SUPPLIED RECORDS:
* BEGIN *
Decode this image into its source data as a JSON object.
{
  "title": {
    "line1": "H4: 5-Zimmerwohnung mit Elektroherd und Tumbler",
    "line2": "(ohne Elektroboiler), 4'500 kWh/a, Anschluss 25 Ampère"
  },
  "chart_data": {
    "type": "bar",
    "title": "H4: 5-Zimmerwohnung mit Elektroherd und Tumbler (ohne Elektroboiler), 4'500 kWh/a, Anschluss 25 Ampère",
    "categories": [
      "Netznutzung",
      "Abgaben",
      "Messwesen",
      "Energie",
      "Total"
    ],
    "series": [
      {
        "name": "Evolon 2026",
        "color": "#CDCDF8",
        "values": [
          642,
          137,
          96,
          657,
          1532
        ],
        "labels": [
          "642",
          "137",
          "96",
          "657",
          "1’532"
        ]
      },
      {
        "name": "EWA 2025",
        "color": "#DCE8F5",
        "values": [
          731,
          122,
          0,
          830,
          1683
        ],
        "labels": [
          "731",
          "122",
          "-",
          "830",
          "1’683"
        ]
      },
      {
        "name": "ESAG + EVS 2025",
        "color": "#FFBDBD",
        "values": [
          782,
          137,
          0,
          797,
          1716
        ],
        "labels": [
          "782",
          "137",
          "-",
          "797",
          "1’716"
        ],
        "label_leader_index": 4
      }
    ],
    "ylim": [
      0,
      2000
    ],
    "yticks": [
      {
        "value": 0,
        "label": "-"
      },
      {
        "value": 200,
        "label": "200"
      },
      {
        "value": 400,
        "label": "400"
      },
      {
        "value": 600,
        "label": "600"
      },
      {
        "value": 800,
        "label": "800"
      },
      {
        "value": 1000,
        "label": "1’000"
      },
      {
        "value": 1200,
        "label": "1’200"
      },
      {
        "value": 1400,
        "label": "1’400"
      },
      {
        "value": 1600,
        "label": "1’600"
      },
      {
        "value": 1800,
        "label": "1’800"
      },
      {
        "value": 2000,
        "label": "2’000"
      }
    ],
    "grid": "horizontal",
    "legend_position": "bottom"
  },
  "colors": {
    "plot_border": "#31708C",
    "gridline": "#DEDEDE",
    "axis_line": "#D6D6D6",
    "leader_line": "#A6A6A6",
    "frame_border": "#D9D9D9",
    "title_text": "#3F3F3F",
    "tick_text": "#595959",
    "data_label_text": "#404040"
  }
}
* END *
SHORT EXERCISE:
Extract every entry in the listing word for word.

WORKED ANSWER:
Decode this image into its source data as a JSON object.
{
  "title": {
    "line1": "H4: 5-Zimmerwohnung mit Elektroherd und Tumbler",
    "line2": "(ohne Elektroboiler), 4'500 kWh/a, Anschluss 25 Ampère"
  },
  "chart_data": {
    "type": "bar",
    "title": "H4: 5-Zimmerwohnung mit Elektroherd und Tumbler (ohne Elektroboiler), 4'500 kWh/a, Anschluss 25 Ampère",
    "categories": [
      "Netznutzung",
      "Abgaben",
      "Messwesen",
      "Energie",
      "Total"
    ],
    "series": [
      {
        "name": "Evolon 2026",
        "color": "#CDCDF8",
        "values": [
          642,
          137,
          96,
          657,
          1532
        ],
        "labels": [
          "642",
          "137",
          "96",
          "657",
          "1’532"
        ]
      },
      {
        "name": "EWA 2025",
        "color": "#DCE8F5",
        "values": [
          731,
          122,
          0,
          830,
          1683
        ],
        "labels": [
          "731",
          "122",
          "-",
          "830",
          "1’683"
        ]
      },
      {
        "name": "ESAG + EVS 2025",
        "color": "#FFBDBD",
        "values": [
          782,
          137,
          0,
          797,
          1716
        ],
        "labels": [
          "782",
          "137",
          "-",
          "797",
          "1’716"
        ],
        "label_leader_index": 4
      }
    ],
    "ylim": [
      0,
      2000
    ],
    "yticks": [
      {
        "value": 0,
        "label": "-"
      },
      {
        "value": 200,
        "label": "200"
      },
      {
        "value": 400,
        "label": "400"
      },
      {
        "value": 600,
        "label": "600"
      },
      {
        "value": 800,
        "label": "800"
      },
      {
        "value": 1000,
        "label": "1’000"
      },
      {
        "value": 1200,
        "label": "1’200"
      },
      {
        "value": 1400,
        "label": "1’400"
      },
      {
        "value": 1600,
        "label": "1’600"
      },
      {
        "value": 1800,
        "label": "1’800"
      },
      {
        "value": 2000,
        "label": "2’000"
      }
    ],
    "grid": "horizontal",
    "legend_position": "bottom"
  },
  "colors": {
    "plot_border": "#31708C",
    "gridline": "#DEDEDE",
    "axis_line": "#D6D6D6",
    "leader_line": "#A6A6A6",
    "frame_border": "#D9D9D9",
    "title_text": "#3F3F3F",
    "tick_text": "#595959",
    "data_label_text": "#404040"
  }
}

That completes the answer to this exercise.